WRITTEN INSTRUCTION: Restate every entry word for word.

** START RECORDED INFORMATION **

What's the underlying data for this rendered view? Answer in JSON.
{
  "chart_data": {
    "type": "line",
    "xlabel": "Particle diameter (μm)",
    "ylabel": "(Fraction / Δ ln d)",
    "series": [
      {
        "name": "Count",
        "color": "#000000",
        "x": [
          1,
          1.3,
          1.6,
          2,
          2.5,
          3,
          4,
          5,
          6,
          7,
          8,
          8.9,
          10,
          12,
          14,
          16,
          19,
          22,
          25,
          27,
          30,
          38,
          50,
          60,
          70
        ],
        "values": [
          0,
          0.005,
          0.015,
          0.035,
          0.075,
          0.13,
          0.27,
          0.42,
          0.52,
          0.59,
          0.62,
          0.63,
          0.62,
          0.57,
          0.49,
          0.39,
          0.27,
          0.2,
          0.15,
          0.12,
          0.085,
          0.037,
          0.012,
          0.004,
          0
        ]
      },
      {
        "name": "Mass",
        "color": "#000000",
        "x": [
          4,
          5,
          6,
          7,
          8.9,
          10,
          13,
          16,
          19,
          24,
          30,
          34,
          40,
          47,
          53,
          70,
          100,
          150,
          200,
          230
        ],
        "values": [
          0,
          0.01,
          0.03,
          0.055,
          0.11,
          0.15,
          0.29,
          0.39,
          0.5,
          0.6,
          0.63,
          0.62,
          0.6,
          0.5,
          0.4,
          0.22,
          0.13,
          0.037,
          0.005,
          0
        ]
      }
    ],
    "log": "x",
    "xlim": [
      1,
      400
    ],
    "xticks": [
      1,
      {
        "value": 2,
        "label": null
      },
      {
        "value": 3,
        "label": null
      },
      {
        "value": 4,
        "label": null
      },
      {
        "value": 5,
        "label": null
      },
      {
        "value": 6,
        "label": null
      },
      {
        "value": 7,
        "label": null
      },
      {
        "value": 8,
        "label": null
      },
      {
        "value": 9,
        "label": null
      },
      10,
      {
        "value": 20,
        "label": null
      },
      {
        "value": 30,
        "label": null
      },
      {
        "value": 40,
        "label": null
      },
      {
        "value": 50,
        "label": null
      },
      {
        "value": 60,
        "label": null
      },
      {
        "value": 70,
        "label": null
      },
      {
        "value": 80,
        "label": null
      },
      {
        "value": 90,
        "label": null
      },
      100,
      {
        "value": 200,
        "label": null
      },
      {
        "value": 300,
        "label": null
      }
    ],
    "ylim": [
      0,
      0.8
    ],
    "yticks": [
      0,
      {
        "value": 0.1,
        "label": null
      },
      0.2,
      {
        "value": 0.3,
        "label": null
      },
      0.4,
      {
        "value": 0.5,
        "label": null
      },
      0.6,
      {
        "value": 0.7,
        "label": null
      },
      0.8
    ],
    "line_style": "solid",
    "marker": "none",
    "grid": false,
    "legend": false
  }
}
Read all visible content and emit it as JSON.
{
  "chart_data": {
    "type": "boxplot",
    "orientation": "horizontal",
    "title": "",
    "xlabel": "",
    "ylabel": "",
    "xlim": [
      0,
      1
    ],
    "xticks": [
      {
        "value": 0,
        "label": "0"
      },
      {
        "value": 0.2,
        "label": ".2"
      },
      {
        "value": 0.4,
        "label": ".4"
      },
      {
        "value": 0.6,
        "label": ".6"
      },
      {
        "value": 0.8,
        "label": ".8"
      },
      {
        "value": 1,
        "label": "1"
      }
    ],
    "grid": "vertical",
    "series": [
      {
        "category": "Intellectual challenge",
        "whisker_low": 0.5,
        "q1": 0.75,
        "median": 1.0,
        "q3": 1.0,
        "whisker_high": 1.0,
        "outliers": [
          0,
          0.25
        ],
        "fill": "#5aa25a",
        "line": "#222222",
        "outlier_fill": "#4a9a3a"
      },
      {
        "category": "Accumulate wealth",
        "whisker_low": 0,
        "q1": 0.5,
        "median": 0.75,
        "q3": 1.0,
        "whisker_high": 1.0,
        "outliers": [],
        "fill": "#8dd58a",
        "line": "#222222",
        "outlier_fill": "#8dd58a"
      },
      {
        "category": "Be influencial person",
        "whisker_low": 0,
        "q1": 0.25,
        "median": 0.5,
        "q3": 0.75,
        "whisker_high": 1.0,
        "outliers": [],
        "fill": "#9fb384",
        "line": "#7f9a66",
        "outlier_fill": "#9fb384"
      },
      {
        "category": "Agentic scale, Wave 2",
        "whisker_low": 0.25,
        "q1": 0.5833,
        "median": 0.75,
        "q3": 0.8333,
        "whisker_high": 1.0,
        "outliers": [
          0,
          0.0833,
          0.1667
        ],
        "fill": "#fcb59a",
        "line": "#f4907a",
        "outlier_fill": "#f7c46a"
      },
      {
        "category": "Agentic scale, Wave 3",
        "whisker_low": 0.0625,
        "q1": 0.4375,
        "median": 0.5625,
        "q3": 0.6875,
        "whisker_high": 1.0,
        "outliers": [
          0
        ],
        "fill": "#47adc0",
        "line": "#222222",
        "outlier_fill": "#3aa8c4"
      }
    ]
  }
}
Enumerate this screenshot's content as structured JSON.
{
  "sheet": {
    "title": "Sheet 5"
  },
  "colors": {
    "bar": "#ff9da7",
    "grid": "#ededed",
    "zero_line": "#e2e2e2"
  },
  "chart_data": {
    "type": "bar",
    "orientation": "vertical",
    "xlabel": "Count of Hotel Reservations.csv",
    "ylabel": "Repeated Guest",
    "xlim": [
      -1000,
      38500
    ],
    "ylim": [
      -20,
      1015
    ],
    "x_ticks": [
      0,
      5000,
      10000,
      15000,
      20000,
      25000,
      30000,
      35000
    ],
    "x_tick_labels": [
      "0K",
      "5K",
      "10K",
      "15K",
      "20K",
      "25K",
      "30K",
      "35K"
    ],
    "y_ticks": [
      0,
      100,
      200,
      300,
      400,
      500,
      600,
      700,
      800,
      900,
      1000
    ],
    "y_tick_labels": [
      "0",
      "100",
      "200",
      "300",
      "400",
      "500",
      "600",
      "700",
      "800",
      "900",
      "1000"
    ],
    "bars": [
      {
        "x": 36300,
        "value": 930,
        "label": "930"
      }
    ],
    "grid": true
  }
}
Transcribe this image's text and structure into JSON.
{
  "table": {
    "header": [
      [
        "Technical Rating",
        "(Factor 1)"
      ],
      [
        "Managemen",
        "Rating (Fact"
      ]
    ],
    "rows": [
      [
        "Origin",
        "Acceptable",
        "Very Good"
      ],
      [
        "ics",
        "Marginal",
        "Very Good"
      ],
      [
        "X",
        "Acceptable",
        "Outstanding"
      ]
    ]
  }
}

** END RECORDED INFORMATION **

OUTPUT FOR THIS TASK:
What's the underlying data for this rendered view? Answer in JSON.
{
  "chart_data": {
    "type": "line",
    "xlabel": "Particle diameter (μm)",
    "ylabel": "(Fraction / Δ ln d)",
    "series": [
      {
        "name": "Count",
        "color": "#000000",
        "x": [
          1,
          1.3,
          1.6,
          2,
          2.5,
          3,
          4,
          5,
          6,
          7,
          8,
          8.9,
          10,
          12,
          14,
          16,
          19,
          22,
          25,
          27,
          30,
          38,
          50,
          60,
          70
        ],
        "values": [
          0,
          0.005,
          0.015,
          0.035,
          0.075,
          0.13,
          0.27,
          0.42,
          0.52,
          0.59,
          0.62,
          0.63,
          0.62,
          0.57,
          0.49,
          0.39,
          0.27,
          0.2,
          0.15,
          0.12,
          0.085,
          0.037,
          0.012,
          0.004,
          0
        ]
      },
      {
        "name": "Mass",
        "color": "#000000",
        "x": [
          4,
          5,
          6,
          7,
          8.9,
          10,
          13,
          16,
          19,
          24,
          30,
          34,
          40,
          47,
          53,
          70,
          100,
          150,
          200,
          230
        ],
        "values": [
          0,
          0.01,
          0.03,
          0.055,
          0.11,
          0.15,
          0.29,
          0.39,
          0.5,
          0.6,
          0.63,
          0.62,
          0.6,
          0.5,
          0.4,
          0.22,
          0.13,
          0.037,
          0.005,
          0
        ]
      }
    ],
    "log": "x",
    "xlim": [
      1,
      400
    ],
    "xticks": [
      1,
      {
        "value": 2,
        "label": null
      },
      {
        "value": 3,
        "label": null
      },
      {
        "value": 4,
        "label": null
      },
      {
        "value": 5,
        "label": null
      },
      {
        "value": 6,
        "label": null
      },
      {
        "value": 7,
        "label": null
      },
      {
        "value": 8,
        "label": null
      },
      {
        "value": 9,
        "label": null
      },
      10,
      {
        "value": 20,
        "label": null
      },
      {
        "value": 30,
        "label": null
      },
      {
        "value": 40,
        "label": null
      },
      {
        "value": 50,
        "label": null
      },
      {
        "value": 60,
        "label": null
      },
      {
        "value": 70,
        "label": null
      },
      {
        "value": 80,
        "label": null
      },
      {
        "value": 90,
        "label": null
      },
      100,
      {
        "value": 200,
        "label": null
      },
      {
        "value": 300,
        "label": null
      }
    ],
    "ylim": [
      0,
      0.8
    ],
    "yticks": [
      0,
      {
        "value": 0.1,
        "label": null
      },
      0.2,
      {
        "value": 0.3,
        "label": null
      },
      0.4,
      {
        "value": 0.5,
        "label": null
      },
      0.6,
      {
        "value": 0.7,
        "label": null
      },
      0.8
    ],
    "line_style": "solid",
    "marker": "none",
    "grid": false,
    "legend": false
  }
}
Read all visible content and emit it as JSON.
{
  "chart_data": {
    "type": "boxplot",
    "orientation": "horizontal",
    "title": "",
    "xlabel": "",
    "ylabel": "",
    "xlim": [
      0,
      1
    ],
    "xticks": [
      {
        "value": 0,
        "label": "0"
      },
      {
        "value": 0.2,
        "label": ".2"
      },
      {
        "value": 0.4,
        "label": ".4"
      },
      {
        "value": 0.6,
        "label": ".6"
      },
      {
        "value": 0.8,
        "label": ".8"
      },
      {
        "value": 1,
        "label": "1"
      }
    ],
    "grid": "vertical",
    "series": [
      {
        "category": "Intellectual challenge",
        "whisker_low": 0.5,
        "q1": 0.75,
        "median": 1.0,
        "q3": 1.0,
        "whisker_high": 1.0,
        "outliers": [
          0,
          0.25
        ],
        "fill": "#5aa25a",
        "line": "#222222",
        "outlier_fill": "#4a9a3a"
      },
      {
        "category": "Accumulate wealth",
        "whisker_low": 0,
        "q1": 0.5,
        "median": 0.75,
        "q3": 1.0,
        "whisker_high": 1.0,
        "outliers": [],
        "fill": "#8dd58a",
        "line": "#222222",
        "outlier_fill": "#8dd58a"
      },
      {
        "category": "Be influencial person",
        "whisker_low": 0,
        "q1": 0.25,
        "median": 0.5,
        "q3": 0.75,
        "whisker_high": 1.0,
        "outliers": [],
        "fill": "#9fb384",
        "line": "#7f9a66",
        "outlier_fill": "#9fb384"
      },
      {
        "category": "Agentic scale, Wave 2",
        "whisker_low": 0.25,
        "q1": 0.5833,
        "median": 0.75,
        "q3": 0.8333,
        "whisker_high": 1.0,
        "outliers": [
          0,
          0.0833,
          0.1667
        ],
        "fill": "#fcb59a",
        "line": "#f4907a",
        "outlier_fill": "#f7c46a"
      },
      {
        "category": "Agentic scale, Wave 3",
        "whisker_low": 0.0625,
        "q1": 0.4375,
        "median": 0.5625,
        "q3": 0.6875,
        "whisker_high": 1.0,
        "outliers": [
          0
        ],
        "fill": "#47adc0",
        "line": "#222222",
        "outlier_fill": "#3aa8c4"
      }
    ]
  }
}
Enumerate this screenshot's content as structured JSON.
{
  "sheet": {
    "title": "Sheet 5"
  },
  "colors": {
    "bar": "#ff9da7",
    "grid": "#ededed",
    "zero_line": "#e2e2e2"
  },
  "chart_data": {
    "type": "bar",
    "orientation": "vertical",
    "xlabel": "Count of Hotel Reservations.csv",
    "ylabel": "Repeated Guest",
    "xlim": [
      -1000,
      38500
    ],
    "ylim": [
      -20,
      1015
    ],
    "x_ticks": [
      0,
      5000,
      10000,
      15000,
      20000,
      25000,
      30000,
      35000
    ],
    "x_tick_labels": [
      "0K",
      "5K",
      "10K",
      "15K",
      "20K",
      "25K",
      "30K",
      "35K"
    ],
    "y_ticks": [
      0,
      100,
      200,
      300,
      400,
      500,
      600,
      700,
      800,
      900,
      1000
    ],
    "y_tick_labels": [
      "0",
      "100",
      "200",
      "300",
      "400",
      "500",
      "600",
      "700",
      "800",
      "900",
      "1000"
    ],
    "bars": [
      {
        "x": 36300,
        "value": 930,
        "label": "930"
      }
    ],
    "grid": true
  }
}
Transcribe this image's text and structure into JSON.
{
  "table": {
    "header": [
      [
        "Technical Rating",
        "(Factor 1)"
      ],
      [
        "Managemen",
        "Rating (Fact"
      ]
    ],
    "rows": [
      [
        "Origin",
        "Acceptable",
        "Very Good"
      ],
      [
        "ics",
        "Marginal",
        "Very Good"
      ],
      [
        "X",
        "Acceptable",
        "Outstanding"
      ]
    ]
  }
}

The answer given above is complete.